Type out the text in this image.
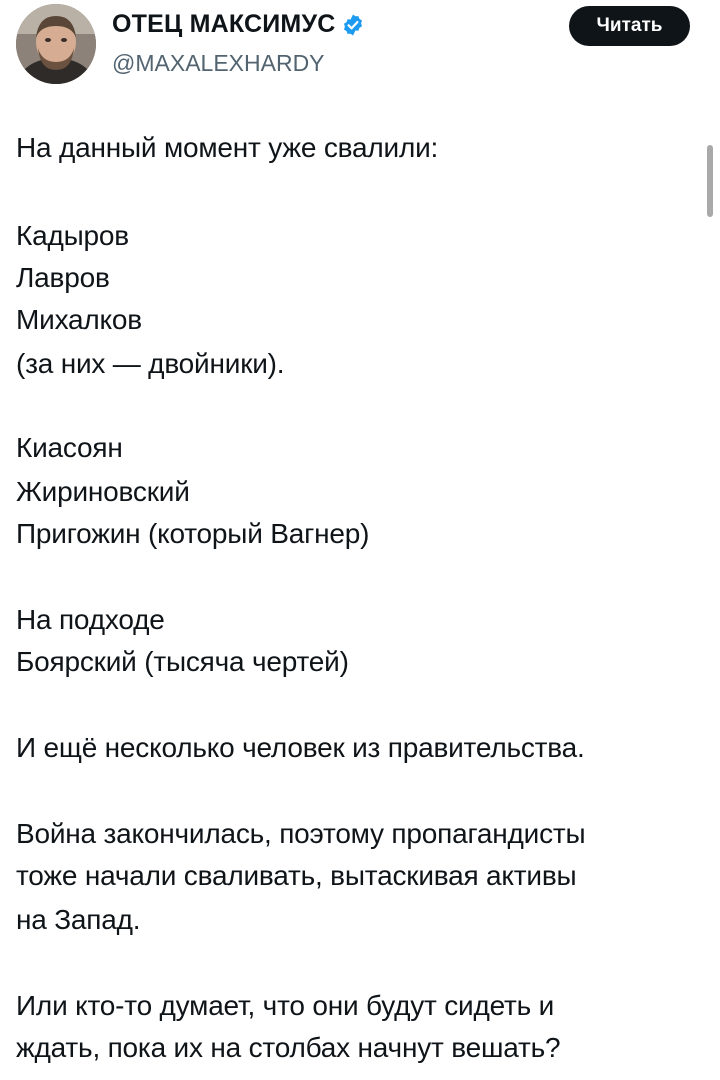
ОТЕЦ МАКСИМУС
@MAXALEXHARDY
Читать
На данный момент уже свалили:
Кадыров
Лавров
Михалков
(за них — двойники).
Киасоян
Жириновский
Пригожин (который Вагнер)
На подходе
Боярский (тысяча чертей)
И ещё несколько человек из правительства.
Война закончилась, поэтому пропагандисты
тоже начали сваливать, вытаскивая активы
на Запад.
Или кто-то думает, что они будут сидеть и
ждать, пока их на столбах начнут вешать?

::::

SET EXERCISE: Each line of the material must be retyped exactly, except that images are omitted.

RESPONSE:
Type out the text in this image.
ОТЕЦ МАКСИМУС
@MAXALEXHARDY
Читать
На данный момент уже свалили:
Кадыров
Лавров
Михалков
(за них — двойники).
Киасоян
Жириновский
Пригожин (который Вагнер)
На подходе
Боярский (тысяча чертей)
И ещё несколько человек из правительства.
Война закончилась, поэтому пропагандисты
тоже начали сваливать, вытаскивая активы
на Запад.
Или кто-то думает, что они будут сидеть и
ждать, пока их на столбах начнут вешать?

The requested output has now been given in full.